§ **Short exercise**
Give the records back in full, exactly as they read.
- - -
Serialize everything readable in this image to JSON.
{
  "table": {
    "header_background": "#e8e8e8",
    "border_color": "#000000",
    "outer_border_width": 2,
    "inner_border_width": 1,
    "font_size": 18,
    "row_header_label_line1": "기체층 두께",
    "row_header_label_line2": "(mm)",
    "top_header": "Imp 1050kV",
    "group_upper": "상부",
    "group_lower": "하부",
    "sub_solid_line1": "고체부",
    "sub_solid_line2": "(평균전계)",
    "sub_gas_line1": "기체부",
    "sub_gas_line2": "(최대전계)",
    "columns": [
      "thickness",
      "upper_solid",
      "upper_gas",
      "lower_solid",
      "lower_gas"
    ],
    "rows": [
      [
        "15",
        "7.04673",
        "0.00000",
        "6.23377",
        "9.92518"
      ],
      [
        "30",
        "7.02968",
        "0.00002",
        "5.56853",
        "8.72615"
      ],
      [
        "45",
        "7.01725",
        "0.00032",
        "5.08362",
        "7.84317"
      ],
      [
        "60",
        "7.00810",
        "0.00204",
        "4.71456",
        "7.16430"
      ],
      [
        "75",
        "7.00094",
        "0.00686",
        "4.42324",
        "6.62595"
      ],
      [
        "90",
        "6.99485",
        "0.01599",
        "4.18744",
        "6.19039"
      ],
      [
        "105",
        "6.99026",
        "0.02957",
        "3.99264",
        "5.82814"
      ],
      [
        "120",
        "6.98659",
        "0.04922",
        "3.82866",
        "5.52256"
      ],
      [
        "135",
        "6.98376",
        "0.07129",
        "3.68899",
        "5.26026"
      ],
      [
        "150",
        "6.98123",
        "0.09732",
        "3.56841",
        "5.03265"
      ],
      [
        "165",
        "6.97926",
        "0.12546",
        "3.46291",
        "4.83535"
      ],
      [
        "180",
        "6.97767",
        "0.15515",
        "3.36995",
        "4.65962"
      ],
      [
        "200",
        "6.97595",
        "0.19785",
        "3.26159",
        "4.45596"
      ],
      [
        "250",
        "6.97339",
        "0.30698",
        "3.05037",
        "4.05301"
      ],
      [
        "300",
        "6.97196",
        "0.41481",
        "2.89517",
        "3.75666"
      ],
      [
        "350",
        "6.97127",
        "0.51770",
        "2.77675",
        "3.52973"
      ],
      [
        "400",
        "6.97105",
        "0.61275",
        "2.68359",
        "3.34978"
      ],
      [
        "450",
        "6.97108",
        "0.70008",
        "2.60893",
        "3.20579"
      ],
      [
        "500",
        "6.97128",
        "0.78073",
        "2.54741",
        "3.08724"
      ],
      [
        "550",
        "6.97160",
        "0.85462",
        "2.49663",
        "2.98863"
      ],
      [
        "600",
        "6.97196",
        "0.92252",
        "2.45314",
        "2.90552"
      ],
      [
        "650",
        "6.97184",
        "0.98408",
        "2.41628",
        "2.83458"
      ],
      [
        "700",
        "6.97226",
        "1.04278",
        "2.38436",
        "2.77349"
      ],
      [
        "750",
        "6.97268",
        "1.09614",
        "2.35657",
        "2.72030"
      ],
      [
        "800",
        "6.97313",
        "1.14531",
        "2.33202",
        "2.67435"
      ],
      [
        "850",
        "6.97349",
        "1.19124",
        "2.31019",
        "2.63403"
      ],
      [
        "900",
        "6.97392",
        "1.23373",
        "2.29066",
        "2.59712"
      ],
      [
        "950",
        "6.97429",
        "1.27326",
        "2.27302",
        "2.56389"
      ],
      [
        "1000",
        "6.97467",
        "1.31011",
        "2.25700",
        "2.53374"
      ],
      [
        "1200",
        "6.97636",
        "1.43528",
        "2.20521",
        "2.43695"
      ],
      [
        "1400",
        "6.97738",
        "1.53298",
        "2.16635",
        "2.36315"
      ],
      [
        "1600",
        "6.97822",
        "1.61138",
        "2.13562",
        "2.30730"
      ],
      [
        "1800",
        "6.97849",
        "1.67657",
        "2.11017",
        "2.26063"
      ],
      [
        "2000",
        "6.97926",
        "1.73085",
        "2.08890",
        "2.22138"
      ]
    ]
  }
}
- - -
§ **The output**
Serialize everything readable in this image to JSON.
{
  "table": {
    "header_background": "#e8e8e8",
    "border_color": "#000000",
    "outer_border_width": 2,
    "inner_border_width": 1,
    "font_size": 18,
    "row_header_label_line1": "기체층 두께",
    "row_header_label_line2": "(mm)",
    "top_header": "Imp 1050kV",
    "group_upper": "상부",
    "group_lower": "하부",
    "sub_solid_line1": "고체부",
    "sub_solid_line2": "(평균전계)",
    "sub_gas_line1": "기체부",
    "sub_gas_line2": "(최대전계)",
    "columns": [
      "thickness",
      "upper_solid",
      "upper_gas",
      "lower_solid",
      "lower_gas"
    ],
    "rows": [
      [
        "15",
        "7.04673",
        "0.00000",
        "6.23377",
        "9.92518"
      ],
      [
        "30",
        "7.02968",
        "0.00002",
        "5.56853",
        "8.72615"
      ],
      [
        "45",
        "7.01725",
        "0.00032",
        "5.08362",
        "7.84317"
      ],
      [
        "60",
        "7.00810",
        "0.00204",
        "4.71456",
        "7.16430"
      ],
      [
        "75",
        "7.00094",
        "0.00686",
        "4.42324",
        "6.62595"
      ],
      [
        "90",
        "6.99485",
        "0.01599",
        "4.18744",
        "6.19039"
      ],
      [
        "105",
        "6.99026",
        "0.02957",
        "3.99264",
        "5.82814"
      ],
      [
        "120",
        "6.98659",
        "0.04922",
        "3.82866",
        "5.52256"
      ],
      [
        "135",
        "6.98376",
        "0.07129",
        "3.68899",
        "5.26026"
      ],
      [
        "150",
        "6.98123",
        "0.09732",
        "3.56841",
        "5.03265"
      ],
      [
        "165",
        "6.97926",
        "0.12546",
        "3.46291",
        "4.83535"
      ],
      [
        "180",
        "6.97767",
        "0.15515",
        "3.36995",
        "4.65962"
      ],
      [
        "200",
        "6.97595",
        "0.19785",
        "3.26159",
        "4.45596"
      ],
      [
        "250",
        "6.97339",
        "0.30698",
        "3.05037",
        "4.05301"
      ],
      [
        "300",
        "6.97196",
        "0.41481",
        "2.89517",
        "3.75666"
      ],
      [
        "350",
        "6.97127",
        "0.51770",
        "2.77675",
        "3.52973"
      ],
      [
        "400",
        "6.97105",
        "0.61275",
        "2.68359",
        "3.34978"
      ],
      [
        "450",
        "6.97108",
        "0.70008",
        "2.60893",
        "3.20579"
      ],
      [
        "500",
        "6.97128",
        "0.78073",
        "2.54741",
        "3.08724"
      ],
      [
        "550",
        "6.97160",
        "0.85462",
        "2.49663",
        "2.98863"
      ],
      [
        "600",
        "6.97196",
        "0.92252",
        "2.45314",
        "2.90552"
      ],
      [
        "650",
        "6.97184",
        "0.98408",
        "2.41628",
        "2.83458"
      ],
      [
        "700",
        "6.97226",
        "1.04278",
        "2.38436",
        "2.77349"
      ],
      [
        "750",
        "6.97268",
        "1.09614",
        "2.35657",
        "2.72030"
      ],
      [
        "800",
        "6.97313",
        "1.14531",
        "2.33202",
        "2.67435"
      ],
      [
        "850",
        "6.97349",
        "1.19124",
        "2.31019",
        "2.63403"
      ],
      [
        "900",
        "6.97392",
        "1.23373",
        "2.29066",
        "2.59712"
      ],
      [
        "950",
        "6.97429",
        "1.27326",
        "2.27302",
        "2.56389"
      ],
      [
        "1000",
        "6.97467",
        "1.31011",
        "2.25700",
        "2.53374"
      ],
      [
        "1200",
        "6.97636",
        "1.43528",
        "2.20521",
        "2.43695"
      ],
      [
        "1400",
        "6.97738",
        "1.53298",
        "2.16635",
        "2.36315"
      ],
      [
        "1600",
        "6.97822",
        "1.61138",
        "2.13562",
        "2.30730"
      ],
      [
        "1800",
        "6.97849",
        "1.67657",
        "2.11017",
        "2.26063"
      ],
      [
        "2000",
        "6.97926",
        "1.73085",
        "2.08890",
        "2.22138"
      ]
    ]
  }
}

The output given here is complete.